### Written exercise:
Nothing in the data should change when you return it, but leave the pictures out.

### Provided records:
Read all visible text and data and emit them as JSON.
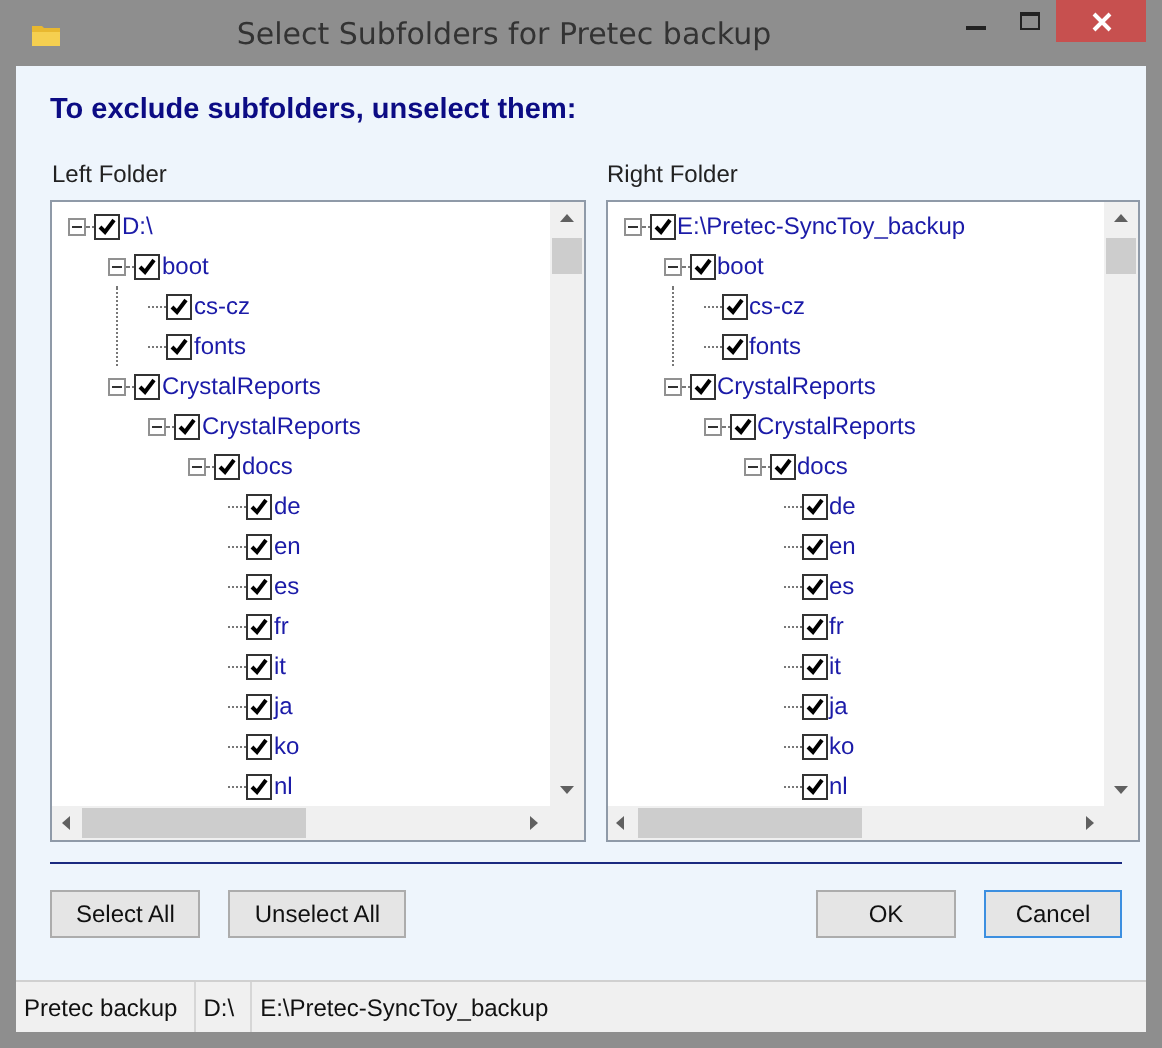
{
  "window": {
    "title": "Select Subfolders for Pretec backup"
  },
  "instruction": "To exclude subfolders, unselect them:",
  "panels": [
    {
      "label": "Left Folder",
      "tree": [
        {
          "name": "D:\\",
          "checked": true,
          "expanded": true,
          "children": [
            {
              "name": "boot",
              "checked": true,
              "expanded": true,
              "children": [
                {
                  "name": "cs-cz",
                  "checked": true
                },
                {
                  "name": "fonts",
                  "checked": true
                }
              ]
            },
            {
              "name": "CrystalReports",
              "checked": true,
              "expanded": true,
              "children": [
                {
                  "name": "CrystalReports",
                  "checked": true,
                  "expanded": true,
                  "children": [
                    {
                      "name": "docs",
                      "checked": true,
                      "expanded": true,
                      "children": [
                        {
                          "name": "de",
                          "checked": true
                        },
                        {
                          "name": "en",
                          "checked": true
                        },
                        {
                          "name": "es",
                          "checked": true
                        },
                        {
                          "name": "fr",
                          "checked": true
                        },
                        {
                          "name": "it",
                          "checked": true
                        },
                        {
                          "name": "ja",
                          "checked": true
                        },
                        {
                          "name": "ko",
                          "checked": true
                        },
                        {
                          "name": "nl",
                          "checked": true
                        }
                      ]
                    }
                  ]
                }
              ]
            }
          ]
        }
      ]
    },
    {
      "label": "Right Folder",
      "tree": [
        {
          "name": "E:\\Pretec-SyncToy_backup",
          "checked": true,
          "expanded": true,
          "children": [
            {
              "name": "boot",
              "checked": true,
              "expanded": true,
              "children": [
                {
                  "name": "cs-cz",
                  "checked": true
                },
                {
                  "name": "fonts",
                  "checked": true
                }
              ]
            },
            {
              "name": "CrystalReports",
              "checked": true,
              "expanded": true,
              "children": [
                {
                  "name": "CrystalReports",
                  "checked": true,
                  "expanded": true,
                  "children": [
                    {
                      "name": "docs",
                      "checked": true,
                      "expanded": true,
                      "children": [
                        {
                          "name": "de",
                          "checked": true
                        },
                        {
                          "name": "en",
                          "checked": true
                        },
                        {
                          "name": "es",
                          "checked": true
                        },
                        {
                          "name": "fr",
                          "checked": true
                        },
                        {
                          "name": "it",
                          "checked": true
                        },
                        {
                          "name": "ja",
                          "checked": true
                        },
                        {
                          "name": "ko",
                          "checked": true
                        },
                        {
                          "name": "nl",
                          "checked": true
                        }
                      ]
                    }
                  ]
                }
              ]
            }
          ]
        }
      ]
    }
  ],
  "left_buttons": [
    {
      "label": "Select All",
      "focused": false
    },
    {
      "label": "Unselect All",
      "focused": false
    }
  ],
  "right_buttons": [
    {
      "label": "OK",
      "focused": false
    },
    {
      "label": "Cancel",
      "focused": true
    }
  ],
  "status_bar": [
    "Pretec backup",
    "D:\\",
    "E:\\Pretec-SyncToy_backup"
  ]
}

### Result below:
Read all visible text and data and emit them as JSON.
{
  "window": {
    "title": "Select Subfolders for Pretec backup"
  },
  "instruction": "To exclude subfolders, unselect them:",
  "panels": [
    {
      "label": "Left Folder",
      "tree": [
        {
          "name": "D:\\",
          "checked": true,
          "expanded": true,
          "children": [
            {
              "name": "boot",
              "checked": true,
              "expanded": true,
              "children": [
                {
                  "name": "cs-cz",
                  "checked": true
                },
                {
                  "name": "fonts",
                  "checked": true
                }
              ]
            },
            {
              "name": "CrystalReports",
              "checked": true,
              "expanded": true,
              "children": [
                {
                  "name": "CrystalReports",
                  "checked": true,
                  "expanded": true,
                  "children": [
                    {
                      "name": "docs",
                      "checked": true,
                      "expanded": true,
                      "children": [
                        {
                          "name": "de",
                          "checked": true
                        },
                        {
                          "name": "en",
                          "checked": true
                        },
                        {
                          "name": "es",
                          "checked": true
                        },
                        {
                          "name": "fr",
                          "checked": true
                        },
                        {
                          "name": "it",
                          "checked": true
                        },
                        {
                          "name": "ja",
                          "checked": true
                        },
                        {
                          "name": "ko",
                          "checked": true
                        },
                        {
                          "name": "nl",
                          "checked": true
                        }
                      ]
                    }
                  ]
                }
              ]
            }
          ]
        }
      ]
    },
    {
      "label": "Right Folder",
      "tree": [
        {
          "name": "E:\\Pretec-SyncToy_backup",
          "checked": true,
          "expanded": true,
          "children": [
            {
              "name": "boot",
              "checked": true,
              "expanded": true,
              "children": [
                {
                  "name": "cs-cz",
                  "checked": true
                },
                {
                  "name": "fonts",
                  "checked": true
                }
              ]
            },
            {
              "name": "CrystalReports",
              "checked": true,
              "expanded": true,
              "children": [
                {
                  "name": "CrystalReports",
                  "checked": true,
                  "expanded": true,
                  "children": [
                    {
                      "name": "docs",
                      "checked": true,
                      "expanded": true,
                      "children": [
                        {
                          "name": "de",
                          "checked": true
                        },
                        {
                          "name": "en",
                          "checked": true
                        },
                        {
                          "name": "es",
                          "checked": true
                        },
                        {
                          "name": "fr",
                          "checked": true
                        },
                        {
                          "name": "it",
                          "checked": true
                        },
                        {
                          "name": "ja",
                          "checked": true
                        },
                        {
                          "name": "ko",
                          "checked": true
                        },
                        {
                          "name": "nl",
                          "checked": true
                        }
                      ]
                    }
                  ]
                }
              ]
            }
          ]
        }
      ]
    }
  ],
  "left_buttons": [
    {
      "label": "Select All",
      "focused": false
    },
    {
      "label": "Unselect All",
      "focused": false
    }
  ],
  "right_buttons": [
    {
      "label": "OK",
      "focused": false
    },
    {
      "label": "Cancel",
      "focused": true
    }
  ],
  "status_bar": [
    "Pretec backup",
    "D:\\",
    "E:\\Pretec-SyncToy_backup"
  ]
}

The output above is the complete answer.